>>>>>

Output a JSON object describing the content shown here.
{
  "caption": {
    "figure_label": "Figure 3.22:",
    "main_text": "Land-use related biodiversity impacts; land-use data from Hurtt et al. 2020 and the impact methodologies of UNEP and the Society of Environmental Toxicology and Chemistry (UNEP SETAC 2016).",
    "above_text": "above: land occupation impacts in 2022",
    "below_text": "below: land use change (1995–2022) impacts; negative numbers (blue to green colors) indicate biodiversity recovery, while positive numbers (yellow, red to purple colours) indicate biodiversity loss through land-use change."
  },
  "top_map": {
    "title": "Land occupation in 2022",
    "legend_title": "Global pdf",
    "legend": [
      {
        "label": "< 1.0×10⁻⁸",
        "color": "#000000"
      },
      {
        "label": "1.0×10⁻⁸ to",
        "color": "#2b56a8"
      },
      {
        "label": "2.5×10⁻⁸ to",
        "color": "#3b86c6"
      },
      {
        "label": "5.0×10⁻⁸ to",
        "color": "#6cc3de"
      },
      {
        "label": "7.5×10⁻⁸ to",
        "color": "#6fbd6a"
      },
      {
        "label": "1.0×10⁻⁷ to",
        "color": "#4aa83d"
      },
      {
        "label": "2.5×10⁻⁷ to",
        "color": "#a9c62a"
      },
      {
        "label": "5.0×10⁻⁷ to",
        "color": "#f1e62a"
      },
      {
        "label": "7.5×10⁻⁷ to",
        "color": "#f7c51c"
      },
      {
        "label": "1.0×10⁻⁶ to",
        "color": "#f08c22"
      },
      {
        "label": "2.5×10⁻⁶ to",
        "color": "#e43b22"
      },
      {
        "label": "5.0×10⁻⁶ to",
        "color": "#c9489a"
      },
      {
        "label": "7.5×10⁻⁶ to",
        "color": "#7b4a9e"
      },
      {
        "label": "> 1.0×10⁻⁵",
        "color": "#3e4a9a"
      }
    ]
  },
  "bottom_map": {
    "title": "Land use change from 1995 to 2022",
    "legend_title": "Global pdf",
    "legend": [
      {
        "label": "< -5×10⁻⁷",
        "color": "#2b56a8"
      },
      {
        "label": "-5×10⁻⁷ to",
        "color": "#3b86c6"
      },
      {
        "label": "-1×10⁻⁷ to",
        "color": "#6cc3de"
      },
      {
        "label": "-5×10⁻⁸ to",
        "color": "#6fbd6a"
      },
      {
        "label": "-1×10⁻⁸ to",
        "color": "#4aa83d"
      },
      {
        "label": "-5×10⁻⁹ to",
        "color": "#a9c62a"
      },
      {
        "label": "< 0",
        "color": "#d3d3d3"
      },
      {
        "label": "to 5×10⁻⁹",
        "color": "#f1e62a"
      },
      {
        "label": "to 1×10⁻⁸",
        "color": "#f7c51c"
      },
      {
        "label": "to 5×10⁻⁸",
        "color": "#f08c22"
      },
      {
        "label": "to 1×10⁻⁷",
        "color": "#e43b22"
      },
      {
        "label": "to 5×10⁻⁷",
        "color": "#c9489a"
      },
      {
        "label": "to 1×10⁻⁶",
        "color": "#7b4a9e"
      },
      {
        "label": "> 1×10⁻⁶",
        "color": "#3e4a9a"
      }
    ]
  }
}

<<<<<

■ The request
Identify each line in the records above containing the word "from"; copy those lines.

■ Output
    "main_text": "Land-use related biodiversity impacts; land-use data from Hurtt et al. 2020 and the impact methodologies of UNEP and the Society of Environmental Toxicology and Chemistry (UNEP SETAC 2016).",
    "title": "Land use change from 1995 to 2022",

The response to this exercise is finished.